* _Job_:
Using the entries that follow, collect the lines where the word "JSON" appears.

* _Input records_:

════

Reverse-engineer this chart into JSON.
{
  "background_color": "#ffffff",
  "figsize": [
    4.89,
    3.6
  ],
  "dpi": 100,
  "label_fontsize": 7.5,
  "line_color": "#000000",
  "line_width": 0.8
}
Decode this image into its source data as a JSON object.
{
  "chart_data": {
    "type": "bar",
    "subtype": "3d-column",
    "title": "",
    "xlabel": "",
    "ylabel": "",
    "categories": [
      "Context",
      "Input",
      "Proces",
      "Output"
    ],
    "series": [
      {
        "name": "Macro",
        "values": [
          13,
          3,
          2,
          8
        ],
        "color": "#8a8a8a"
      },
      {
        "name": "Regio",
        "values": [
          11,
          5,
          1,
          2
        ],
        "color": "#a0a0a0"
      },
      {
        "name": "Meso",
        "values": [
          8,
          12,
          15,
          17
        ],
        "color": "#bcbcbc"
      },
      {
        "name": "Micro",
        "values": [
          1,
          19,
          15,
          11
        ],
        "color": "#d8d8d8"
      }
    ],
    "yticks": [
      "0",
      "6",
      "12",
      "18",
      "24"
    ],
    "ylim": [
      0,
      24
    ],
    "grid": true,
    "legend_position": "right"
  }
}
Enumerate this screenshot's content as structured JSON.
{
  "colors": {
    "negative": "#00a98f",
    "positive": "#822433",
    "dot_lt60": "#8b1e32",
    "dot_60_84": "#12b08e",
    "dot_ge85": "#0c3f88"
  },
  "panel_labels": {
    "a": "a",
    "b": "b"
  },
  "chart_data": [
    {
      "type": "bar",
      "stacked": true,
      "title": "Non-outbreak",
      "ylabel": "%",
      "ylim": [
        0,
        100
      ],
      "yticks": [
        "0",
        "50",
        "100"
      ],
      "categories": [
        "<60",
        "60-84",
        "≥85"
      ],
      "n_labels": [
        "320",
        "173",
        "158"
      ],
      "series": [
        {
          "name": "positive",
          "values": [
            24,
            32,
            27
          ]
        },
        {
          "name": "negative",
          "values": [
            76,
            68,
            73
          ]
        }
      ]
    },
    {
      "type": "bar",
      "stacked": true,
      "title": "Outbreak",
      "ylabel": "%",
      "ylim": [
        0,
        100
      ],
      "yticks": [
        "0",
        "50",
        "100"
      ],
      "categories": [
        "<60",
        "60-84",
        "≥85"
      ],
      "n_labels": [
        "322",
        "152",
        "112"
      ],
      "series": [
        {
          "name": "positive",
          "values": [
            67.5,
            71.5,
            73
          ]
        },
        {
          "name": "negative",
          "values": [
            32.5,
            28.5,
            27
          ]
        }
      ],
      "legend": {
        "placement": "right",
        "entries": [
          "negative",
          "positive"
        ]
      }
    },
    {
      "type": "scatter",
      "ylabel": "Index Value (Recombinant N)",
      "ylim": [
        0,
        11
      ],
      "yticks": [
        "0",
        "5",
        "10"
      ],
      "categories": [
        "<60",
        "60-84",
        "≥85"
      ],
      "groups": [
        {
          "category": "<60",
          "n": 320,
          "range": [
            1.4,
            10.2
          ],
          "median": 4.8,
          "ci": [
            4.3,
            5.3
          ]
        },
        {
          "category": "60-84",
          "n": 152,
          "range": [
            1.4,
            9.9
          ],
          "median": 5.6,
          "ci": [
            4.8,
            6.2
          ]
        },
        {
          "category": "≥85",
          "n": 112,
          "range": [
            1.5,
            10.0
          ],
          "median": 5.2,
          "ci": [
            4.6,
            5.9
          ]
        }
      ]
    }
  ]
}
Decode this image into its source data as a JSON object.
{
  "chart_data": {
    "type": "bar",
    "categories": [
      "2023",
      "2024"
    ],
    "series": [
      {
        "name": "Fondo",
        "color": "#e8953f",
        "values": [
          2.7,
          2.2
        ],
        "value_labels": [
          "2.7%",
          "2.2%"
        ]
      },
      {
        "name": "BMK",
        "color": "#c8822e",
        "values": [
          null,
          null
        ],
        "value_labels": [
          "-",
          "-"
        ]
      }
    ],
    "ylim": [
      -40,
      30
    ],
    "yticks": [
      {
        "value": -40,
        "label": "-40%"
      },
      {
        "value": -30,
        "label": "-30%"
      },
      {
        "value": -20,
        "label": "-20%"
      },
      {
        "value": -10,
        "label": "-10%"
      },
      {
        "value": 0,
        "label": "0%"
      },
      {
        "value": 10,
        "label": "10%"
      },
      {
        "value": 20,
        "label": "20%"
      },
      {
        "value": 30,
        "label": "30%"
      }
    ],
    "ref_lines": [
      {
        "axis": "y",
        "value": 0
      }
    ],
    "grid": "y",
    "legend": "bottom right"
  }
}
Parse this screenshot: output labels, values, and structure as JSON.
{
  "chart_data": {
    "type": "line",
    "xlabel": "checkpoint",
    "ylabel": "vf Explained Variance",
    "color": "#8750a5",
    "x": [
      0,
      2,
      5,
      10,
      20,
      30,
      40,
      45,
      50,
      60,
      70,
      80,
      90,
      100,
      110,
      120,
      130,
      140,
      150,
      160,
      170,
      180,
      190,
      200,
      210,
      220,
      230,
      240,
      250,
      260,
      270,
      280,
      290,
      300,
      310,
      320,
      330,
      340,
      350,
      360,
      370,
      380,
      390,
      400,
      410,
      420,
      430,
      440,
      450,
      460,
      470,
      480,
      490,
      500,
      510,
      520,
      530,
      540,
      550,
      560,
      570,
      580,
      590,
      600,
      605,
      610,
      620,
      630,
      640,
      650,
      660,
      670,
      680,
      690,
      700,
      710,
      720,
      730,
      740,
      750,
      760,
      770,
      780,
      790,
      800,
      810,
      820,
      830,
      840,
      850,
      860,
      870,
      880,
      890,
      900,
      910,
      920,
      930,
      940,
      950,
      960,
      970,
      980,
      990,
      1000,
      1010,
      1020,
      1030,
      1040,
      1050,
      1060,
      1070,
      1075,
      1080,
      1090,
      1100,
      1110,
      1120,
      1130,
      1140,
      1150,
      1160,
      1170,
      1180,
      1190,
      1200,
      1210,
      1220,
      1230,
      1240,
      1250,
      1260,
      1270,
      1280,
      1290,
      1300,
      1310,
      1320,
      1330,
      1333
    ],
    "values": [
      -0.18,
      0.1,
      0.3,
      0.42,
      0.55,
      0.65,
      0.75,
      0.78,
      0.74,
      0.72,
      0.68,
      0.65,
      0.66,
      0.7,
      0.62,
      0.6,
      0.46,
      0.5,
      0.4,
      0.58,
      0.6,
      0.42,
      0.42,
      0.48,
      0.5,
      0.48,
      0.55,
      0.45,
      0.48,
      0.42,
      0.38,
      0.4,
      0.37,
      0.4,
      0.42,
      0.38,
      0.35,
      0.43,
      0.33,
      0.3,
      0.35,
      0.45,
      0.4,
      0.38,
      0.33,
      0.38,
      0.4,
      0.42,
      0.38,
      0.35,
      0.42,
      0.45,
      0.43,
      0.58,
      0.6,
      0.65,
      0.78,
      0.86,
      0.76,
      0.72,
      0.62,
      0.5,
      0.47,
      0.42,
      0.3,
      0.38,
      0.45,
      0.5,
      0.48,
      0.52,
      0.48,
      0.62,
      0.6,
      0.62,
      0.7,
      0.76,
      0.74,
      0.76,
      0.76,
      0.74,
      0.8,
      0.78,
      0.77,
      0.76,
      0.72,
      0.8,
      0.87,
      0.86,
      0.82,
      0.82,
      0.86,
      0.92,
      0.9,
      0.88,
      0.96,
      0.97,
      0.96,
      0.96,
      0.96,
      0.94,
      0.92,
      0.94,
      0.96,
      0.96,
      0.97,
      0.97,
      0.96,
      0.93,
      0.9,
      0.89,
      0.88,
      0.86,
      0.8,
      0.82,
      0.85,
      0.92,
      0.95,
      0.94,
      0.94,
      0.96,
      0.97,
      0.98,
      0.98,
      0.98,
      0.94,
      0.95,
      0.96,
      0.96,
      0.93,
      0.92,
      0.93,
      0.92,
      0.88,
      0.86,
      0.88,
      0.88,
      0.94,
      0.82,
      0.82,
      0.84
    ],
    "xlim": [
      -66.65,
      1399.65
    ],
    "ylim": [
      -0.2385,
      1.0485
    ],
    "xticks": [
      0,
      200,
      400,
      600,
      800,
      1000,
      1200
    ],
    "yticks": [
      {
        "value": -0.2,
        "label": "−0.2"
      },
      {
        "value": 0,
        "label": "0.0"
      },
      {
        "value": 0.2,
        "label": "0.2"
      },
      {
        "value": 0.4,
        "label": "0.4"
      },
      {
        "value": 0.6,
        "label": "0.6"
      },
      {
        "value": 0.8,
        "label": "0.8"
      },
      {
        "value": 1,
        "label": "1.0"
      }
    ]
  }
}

════

* _Solution to this problem_:
Reverse-engineer this chart into JSON.
Decode this image into its source data as a JSON object.
Enumerate this screenshot's content as structured JSON.
Decode this image into its source data as a JSON object.
Parse this screenshot: output labels, values, and structure as JSON.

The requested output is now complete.